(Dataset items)
★ ★ ★

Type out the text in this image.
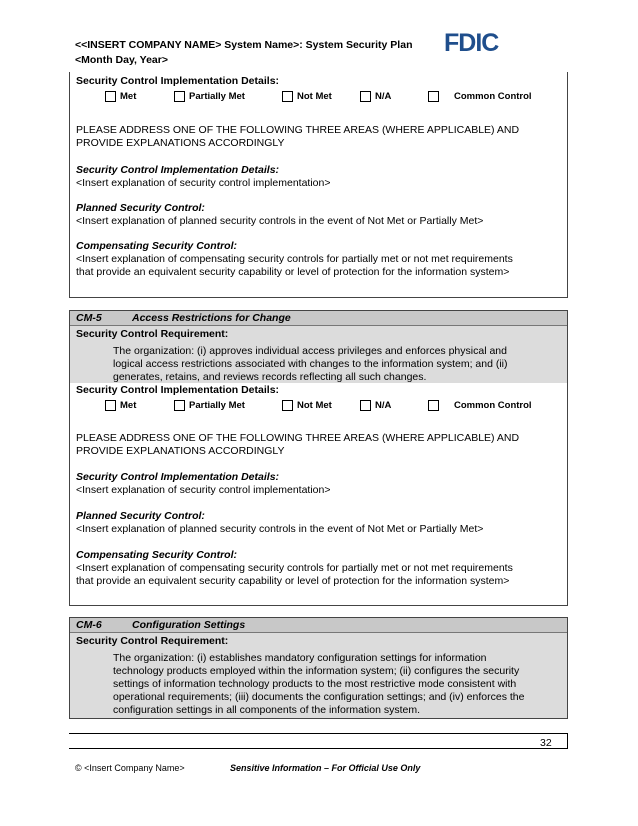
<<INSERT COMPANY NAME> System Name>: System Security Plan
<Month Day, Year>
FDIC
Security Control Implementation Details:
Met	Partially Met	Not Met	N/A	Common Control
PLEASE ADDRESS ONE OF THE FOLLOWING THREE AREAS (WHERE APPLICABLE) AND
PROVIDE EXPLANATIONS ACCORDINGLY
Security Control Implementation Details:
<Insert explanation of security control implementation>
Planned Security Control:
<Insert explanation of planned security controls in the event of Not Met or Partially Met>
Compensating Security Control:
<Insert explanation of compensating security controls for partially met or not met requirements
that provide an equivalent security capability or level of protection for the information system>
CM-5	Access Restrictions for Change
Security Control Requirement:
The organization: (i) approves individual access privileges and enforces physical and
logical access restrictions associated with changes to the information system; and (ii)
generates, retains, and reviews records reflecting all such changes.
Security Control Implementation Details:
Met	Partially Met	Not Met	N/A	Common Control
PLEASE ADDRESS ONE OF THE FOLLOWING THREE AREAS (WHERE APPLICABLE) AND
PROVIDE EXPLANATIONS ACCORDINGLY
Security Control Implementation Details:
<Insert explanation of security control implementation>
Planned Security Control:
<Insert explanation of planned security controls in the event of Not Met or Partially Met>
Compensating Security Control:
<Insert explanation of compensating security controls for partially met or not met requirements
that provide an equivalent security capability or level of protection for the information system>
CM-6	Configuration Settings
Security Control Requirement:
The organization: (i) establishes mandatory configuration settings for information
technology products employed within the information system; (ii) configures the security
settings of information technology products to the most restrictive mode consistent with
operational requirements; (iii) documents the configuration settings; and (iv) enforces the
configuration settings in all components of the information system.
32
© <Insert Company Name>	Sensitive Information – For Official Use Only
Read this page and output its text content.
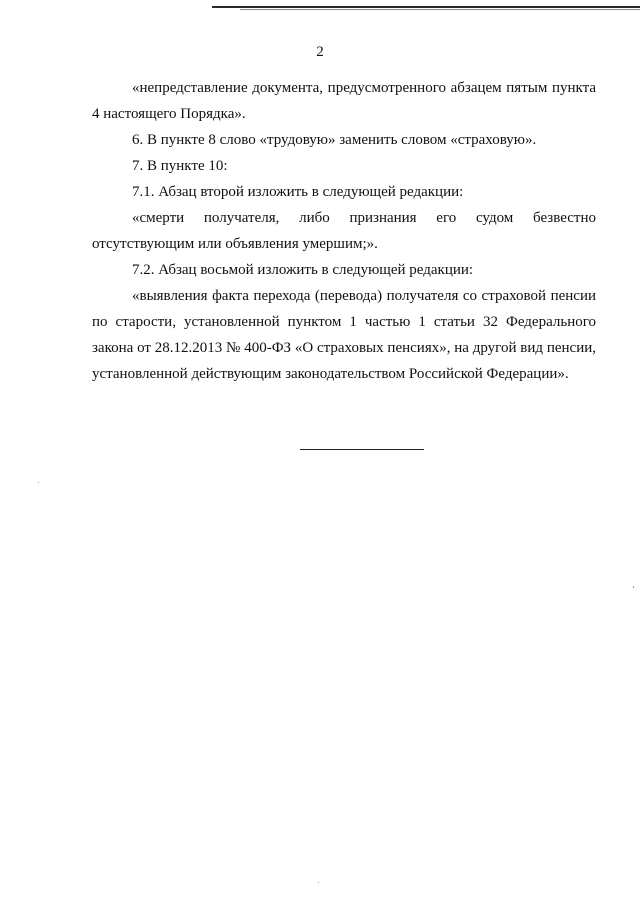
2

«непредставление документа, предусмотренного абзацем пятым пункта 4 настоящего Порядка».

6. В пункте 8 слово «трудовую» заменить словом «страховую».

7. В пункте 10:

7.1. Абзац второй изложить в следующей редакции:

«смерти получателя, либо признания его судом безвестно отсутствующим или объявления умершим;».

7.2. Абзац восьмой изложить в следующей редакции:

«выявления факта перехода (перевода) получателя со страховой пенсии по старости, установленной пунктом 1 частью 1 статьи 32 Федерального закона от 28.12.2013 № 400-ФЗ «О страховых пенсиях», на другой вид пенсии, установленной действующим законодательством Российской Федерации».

★ ★ ★

→ **PROBLEM STATEMENT**
Every line of the records that includes the word "products" should be gathered.

→ **TASK RESULT**
technology products employed within the information system; (ii) configures the security
settings of information technology products to the most restrictive mode consistent with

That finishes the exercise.